>> Begin Data supplied

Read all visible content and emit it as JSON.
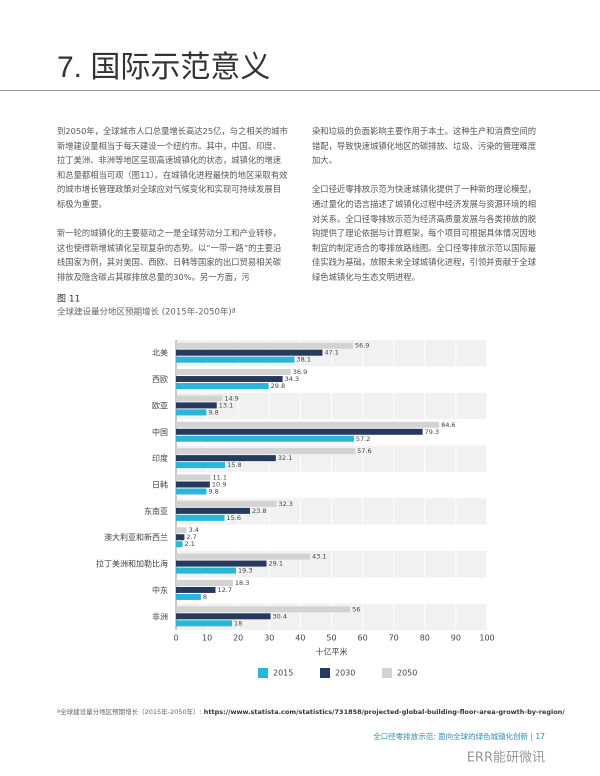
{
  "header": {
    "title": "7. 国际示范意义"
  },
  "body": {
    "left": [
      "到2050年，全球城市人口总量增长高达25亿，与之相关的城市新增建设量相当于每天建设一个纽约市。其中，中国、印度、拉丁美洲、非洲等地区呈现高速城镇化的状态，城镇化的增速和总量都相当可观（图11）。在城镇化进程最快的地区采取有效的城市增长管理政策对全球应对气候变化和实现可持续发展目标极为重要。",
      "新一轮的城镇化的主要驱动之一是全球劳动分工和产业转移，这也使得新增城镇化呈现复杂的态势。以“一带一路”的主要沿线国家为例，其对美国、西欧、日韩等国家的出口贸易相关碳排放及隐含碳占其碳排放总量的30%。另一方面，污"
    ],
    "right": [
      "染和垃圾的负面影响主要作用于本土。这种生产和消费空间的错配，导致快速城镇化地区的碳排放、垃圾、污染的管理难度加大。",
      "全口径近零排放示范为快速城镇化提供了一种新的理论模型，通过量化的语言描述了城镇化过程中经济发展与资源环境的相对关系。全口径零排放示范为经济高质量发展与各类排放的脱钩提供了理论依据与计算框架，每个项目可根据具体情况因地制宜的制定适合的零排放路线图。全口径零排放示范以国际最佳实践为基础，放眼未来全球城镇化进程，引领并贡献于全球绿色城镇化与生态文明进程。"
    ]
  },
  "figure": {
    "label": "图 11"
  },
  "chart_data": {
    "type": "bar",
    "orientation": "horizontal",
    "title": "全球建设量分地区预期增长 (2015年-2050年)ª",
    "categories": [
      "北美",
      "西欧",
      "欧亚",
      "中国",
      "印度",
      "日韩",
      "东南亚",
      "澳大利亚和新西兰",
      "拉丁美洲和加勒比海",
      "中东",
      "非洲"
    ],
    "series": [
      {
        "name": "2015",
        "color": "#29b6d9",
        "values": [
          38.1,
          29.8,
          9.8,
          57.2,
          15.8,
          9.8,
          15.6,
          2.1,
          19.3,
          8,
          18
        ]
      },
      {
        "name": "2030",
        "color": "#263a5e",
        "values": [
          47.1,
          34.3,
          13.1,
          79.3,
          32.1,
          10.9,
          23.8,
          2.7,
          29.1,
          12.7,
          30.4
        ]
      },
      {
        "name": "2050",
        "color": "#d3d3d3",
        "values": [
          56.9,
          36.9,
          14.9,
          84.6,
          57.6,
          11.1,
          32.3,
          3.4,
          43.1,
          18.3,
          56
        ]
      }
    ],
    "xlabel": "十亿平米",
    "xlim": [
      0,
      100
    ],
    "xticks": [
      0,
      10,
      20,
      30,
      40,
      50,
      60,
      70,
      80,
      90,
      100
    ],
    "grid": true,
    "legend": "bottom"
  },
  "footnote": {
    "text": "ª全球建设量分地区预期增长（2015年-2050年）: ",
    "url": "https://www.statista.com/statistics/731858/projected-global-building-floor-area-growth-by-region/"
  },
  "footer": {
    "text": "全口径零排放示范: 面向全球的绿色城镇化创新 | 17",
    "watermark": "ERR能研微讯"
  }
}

>> End Data supplied
>> Begin Data supplied

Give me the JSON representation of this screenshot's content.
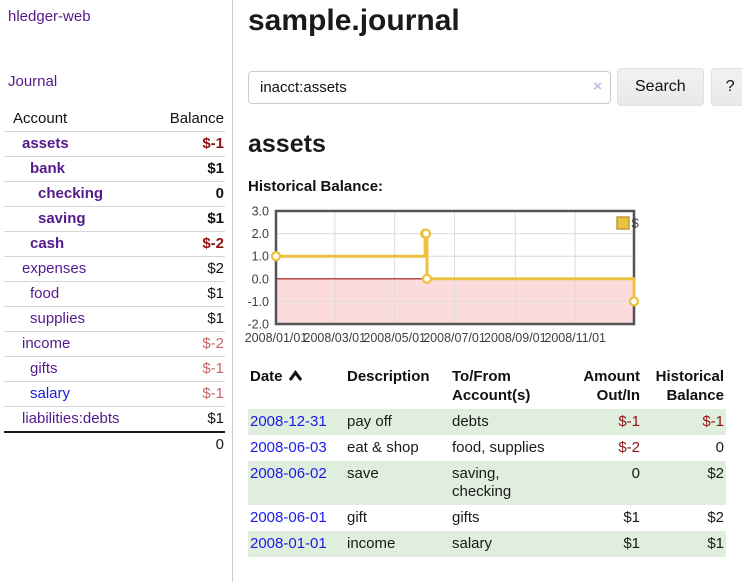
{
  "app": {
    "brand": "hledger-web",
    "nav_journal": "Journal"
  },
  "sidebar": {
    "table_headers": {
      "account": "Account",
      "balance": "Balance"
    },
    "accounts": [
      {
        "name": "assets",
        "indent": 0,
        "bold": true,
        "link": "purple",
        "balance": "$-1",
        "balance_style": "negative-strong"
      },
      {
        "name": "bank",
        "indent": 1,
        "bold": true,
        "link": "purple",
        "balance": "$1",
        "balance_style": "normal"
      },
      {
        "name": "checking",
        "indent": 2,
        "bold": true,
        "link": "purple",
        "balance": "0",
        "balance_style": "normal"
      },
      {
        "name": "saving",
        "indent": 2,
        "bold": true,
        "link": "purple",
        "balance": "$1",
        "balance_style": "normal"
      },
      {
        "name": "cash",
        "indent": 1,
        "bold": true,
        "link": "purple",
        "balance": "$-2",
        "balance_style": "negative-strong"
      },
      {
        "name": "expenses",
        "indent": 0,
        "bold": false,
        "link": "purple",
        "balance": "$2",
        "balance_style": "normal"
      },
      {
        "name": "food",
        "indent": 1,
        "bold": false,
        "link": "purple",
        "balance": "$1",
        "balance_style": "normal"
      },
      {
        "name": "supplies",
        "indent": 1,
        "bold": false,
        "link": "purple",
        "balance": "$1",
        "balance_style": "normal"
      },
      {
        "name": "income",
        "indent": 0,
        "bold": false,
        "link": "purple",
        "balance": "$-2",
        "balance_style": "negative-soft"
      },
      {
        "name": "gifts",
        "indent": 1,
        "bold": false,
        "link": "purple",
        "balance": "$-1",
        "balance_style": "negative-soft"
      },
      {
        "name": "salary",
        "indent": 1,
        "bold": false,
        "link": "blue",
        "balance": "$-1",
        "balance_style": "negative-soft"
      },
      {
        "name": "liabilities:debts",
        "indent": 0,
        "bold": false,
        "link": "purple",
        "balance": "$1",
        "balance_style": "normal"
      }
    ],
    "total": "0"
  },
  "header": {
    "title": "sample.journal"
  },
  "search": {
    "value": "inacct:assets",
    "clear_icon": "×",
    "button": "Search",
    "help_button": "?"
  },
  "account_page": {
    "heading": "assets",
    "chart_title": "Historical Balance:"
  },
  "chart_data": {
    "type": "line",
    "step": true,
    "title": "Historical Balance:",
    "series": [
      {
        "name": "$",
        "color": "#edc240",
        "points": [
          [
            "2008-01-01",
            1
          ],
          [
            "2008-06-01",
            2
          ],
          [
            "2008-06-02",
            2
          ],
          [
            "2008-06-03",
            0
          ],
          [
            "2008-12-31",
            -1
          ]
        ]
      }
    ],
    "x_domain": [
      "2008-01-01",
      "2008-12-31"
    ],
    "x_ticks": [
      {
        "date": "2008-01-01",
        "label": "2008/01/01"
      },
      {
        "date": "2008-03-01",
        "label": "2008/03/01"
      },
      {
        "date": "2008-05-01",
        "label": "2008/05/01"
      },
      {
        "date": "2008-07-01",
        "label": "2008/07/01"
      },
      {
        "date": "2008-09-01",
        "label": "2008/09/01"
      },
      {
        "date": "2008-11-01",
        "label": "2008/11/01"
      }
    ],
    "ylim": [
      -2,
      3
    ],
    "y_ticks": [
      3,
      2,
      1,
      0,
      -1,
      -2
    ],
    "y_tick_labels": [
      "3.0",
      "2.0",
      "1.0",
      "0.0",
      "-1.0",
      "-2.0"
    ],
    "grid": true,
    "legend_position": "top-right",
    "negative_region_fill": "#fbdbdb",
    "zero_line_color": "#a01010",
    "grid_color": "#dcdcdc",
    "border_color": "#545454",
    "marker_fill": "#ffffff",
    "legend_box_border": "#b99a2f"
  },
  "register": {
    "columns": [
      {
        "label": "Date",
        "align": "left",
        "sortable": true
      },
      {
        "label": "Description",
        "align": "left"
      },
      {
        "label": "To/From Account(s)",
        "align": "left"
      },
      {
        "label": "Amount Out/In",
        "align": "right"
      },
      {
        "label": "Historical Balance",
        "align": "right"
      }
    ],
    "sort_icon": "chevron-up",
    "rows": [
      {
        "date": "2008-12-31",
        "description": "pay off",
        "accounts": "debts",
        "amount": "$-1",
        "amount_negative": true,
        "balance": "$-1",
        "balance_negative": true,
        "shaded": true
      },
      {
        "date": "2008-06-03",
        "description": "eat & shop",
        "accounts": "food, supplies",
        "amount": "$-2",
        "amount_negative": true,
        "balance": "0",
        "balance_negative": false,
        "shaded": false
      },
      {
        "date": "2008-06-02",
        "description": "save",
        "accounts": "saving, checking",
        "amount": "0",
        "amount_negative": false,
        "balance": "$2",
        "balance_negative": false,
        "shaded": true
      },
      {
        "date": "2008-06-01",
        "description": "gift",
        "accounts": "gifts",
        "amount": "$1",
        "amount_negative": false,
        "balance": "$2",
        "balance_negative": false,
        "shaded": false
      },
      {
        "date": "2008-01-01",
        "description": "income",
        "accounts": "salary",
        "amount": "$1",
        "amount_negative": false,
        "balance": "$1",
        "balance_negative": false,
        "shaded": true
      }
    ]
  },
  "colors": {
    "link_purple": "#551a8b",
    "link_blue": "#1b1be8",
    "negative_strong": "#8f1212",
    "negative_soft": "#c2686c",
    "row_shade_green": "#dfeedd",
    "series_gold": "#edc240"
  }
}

>> End Data supplied
>> Begin Data supplied

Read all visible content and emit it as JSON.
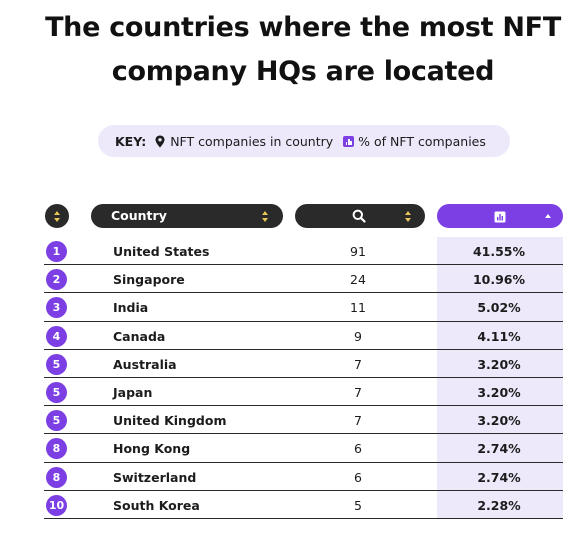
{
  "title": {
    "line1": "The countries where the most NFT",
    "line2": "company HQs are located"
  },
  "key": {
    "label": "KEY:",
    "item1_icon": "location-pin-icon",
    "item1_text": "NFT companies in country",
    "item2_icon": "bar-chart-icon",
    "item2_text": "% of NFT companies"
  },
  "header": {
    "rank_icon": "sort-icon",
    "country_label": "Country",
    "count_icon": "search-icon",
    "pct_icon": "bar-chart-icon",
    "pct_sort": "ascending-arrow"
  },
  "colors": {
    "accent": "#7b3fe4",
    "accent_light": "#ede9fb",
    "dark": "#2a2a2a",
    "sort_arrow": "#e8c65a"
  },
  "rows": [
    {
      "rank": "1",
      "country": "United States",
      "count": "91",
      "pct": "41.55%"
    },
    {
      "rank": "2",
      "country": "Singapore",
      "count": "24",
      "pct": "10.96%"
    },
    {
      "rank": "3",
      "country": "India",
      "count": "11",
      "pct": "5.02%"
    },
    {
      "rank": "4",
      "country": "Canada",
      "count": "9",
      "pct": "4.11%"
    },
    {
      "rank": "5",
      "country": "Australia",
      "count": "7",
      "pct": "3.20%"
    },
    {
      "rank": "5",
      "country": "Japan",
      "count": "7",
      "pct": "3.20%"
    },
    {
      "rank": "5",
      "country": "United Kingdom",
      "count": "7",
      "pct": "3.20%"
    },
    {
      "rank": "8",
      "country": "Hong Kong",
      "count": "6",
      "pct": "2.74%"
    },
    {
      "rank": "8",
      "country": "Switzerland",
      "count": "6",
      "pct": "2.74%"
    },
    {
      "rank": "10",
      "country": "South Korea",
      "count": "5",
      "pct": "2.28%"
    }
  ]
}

>> End Data supplied

Return only the count of lines in the records that hold the word "assets".

3